▸ Given request: What is needed here is an exact copy of every entry.

▸ Stored entries:
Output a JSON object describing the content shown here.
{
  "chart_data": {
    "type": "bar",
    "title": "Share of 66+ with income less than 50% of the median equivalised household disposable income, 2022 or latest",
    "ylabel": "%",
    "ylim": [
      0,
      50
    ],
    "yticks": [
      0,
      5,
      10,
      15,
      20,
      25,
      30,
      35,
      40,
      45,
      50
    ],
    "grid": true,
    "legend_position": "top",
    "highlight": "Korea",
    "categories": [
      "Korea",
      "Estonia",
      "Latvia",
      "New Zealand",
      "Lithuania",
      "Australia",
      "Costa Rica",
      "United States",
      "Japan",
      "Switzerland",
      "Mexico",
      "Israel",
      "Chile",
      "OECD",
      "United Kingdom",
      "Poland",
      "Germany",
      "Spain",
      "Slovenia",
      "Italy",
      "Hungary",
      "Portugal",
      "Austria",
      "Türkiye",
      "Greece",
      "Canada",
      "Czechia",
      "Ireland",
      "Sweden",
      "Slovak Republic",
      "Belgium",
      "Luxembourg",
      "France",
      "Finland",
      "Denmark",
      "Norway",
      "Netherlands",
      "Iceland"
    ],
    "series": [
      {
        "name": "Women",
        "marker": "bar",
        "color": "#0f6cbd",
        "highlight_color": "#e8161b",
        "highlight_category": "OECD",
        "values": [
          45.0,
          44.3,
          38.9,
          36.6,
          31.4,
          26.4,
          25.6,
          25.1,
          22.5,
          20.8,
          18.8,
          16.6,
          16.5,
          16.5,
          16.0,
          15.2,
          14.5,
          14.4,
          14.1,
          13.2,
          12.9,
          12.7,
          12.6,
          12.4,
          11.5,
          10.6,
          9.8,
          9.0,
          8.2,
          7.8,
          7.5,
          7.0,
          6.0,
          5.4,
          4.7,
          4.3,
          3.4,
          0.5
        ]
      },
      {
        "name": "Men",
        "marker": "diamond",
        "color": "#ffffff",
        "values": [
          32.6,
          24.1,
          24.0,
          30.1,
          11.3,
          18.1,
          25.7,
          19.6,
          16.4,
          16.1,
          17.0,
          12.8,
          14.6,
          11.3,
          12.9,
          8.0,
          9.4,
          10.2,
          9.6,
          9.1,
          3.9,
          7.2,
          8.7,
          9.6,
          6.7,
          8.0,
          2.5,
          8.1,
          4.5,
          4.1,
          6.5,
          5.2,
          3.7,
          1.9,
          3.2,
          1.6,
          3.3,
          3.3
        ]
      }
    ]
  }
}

▸ Response to the task:
Output a JSON object describing the content shown here.
{
  "chart_data": {
    "type": "bar",
    "title": "Share of 66+ with income less than 50% of the median equivalised household disposable income, 2022 or latest",
    "ylabel": "%",
    "ylim": [
      0,
      50
    ],
    "yticks": [
      0,
      5,
      10,
      15,
      20,
      25,
      30,
      35,
      40,
      45,
      50
    ],
    "grid": true,
    "legend_position": "top",
    "highlight": "Korea",
    "categories": [
      "Korea",
      "Estonia",
      "Latvia",
      "New Zealand",
      "Lithuania",
      "Australia",
      "Costa Rica",
      "United States",
      "Japan",
      "Switzerland",
      "Mexico",
      "Israel",
      "Chile",
      "OECD",
      "United Kingdom",
      "Poland",
      "Germany",
      "Spain",
      "Slovenia",
      "Italy",
      "Hungary",
      "Portugal",
      "Austria",
      "Türkiye",
      "Greece",
      "Canada",
      "Czechia",
      "Ireland",
      "Sweden",
      "Slovak Republic",
      "Belgium",
      "Luxembourg",
      "France",
      "Finland",
      "Denmark",
      "Norway",
      "Netherlands",
      "Iceland"
    ],
    "series": [
      {
        "name": "Women",
        "marker": "bar",
        "color": "#0f6cbd",
        "highlight_color": "#e8161b",
        "highlight_category": "OECD",
        "values": [
          45.0,
          44.3,
          38.9,
          36.6,
          31.4,
          26.4,
          25.6,
          25.1,
          22.5,
          20.8,
          18.8,
          16.6,
          16.5,
          16.5,
          16.0,
          15.2,
          14.5,
          14.4,
          14.1,
          13.2,
          12.9,
          12.7,
          12.6,
          12.4,
          11.5,
          10.6,
          9.8,
          9.0,
          8.2,
          7.8,
          7.5,
          7.0,
          6.0,
          5.4,
          4.7,
          4.3,
          3.4,
          0.5
        ]
      },
      {
        "name": "Men",
        "marker": "diamond",
        "color": "#ffffff",
        "values": [
          32.6,
          24.1,
          24.0,
          30.1,
          11.3,
          18.1,
          25.7,
          19.6,
          16.4,
          16.1,
          17.0,
          12.8,
          14.6,
          11.3,
          12.9,
          8.0,
          9.4,
          10.2,
          9.6,
          9.1,
          3.9,
          7.2,
          8.7,
          9.6,
          6.7,
          8.0,
          2.5,
          8.1,
          4.5,
          4.1,
          6.5,
          5.2,
          3.7,
          1.9,
          3.2,
          1.6,
          3.3,
          3.3
        ]
      }
    ]
  }
}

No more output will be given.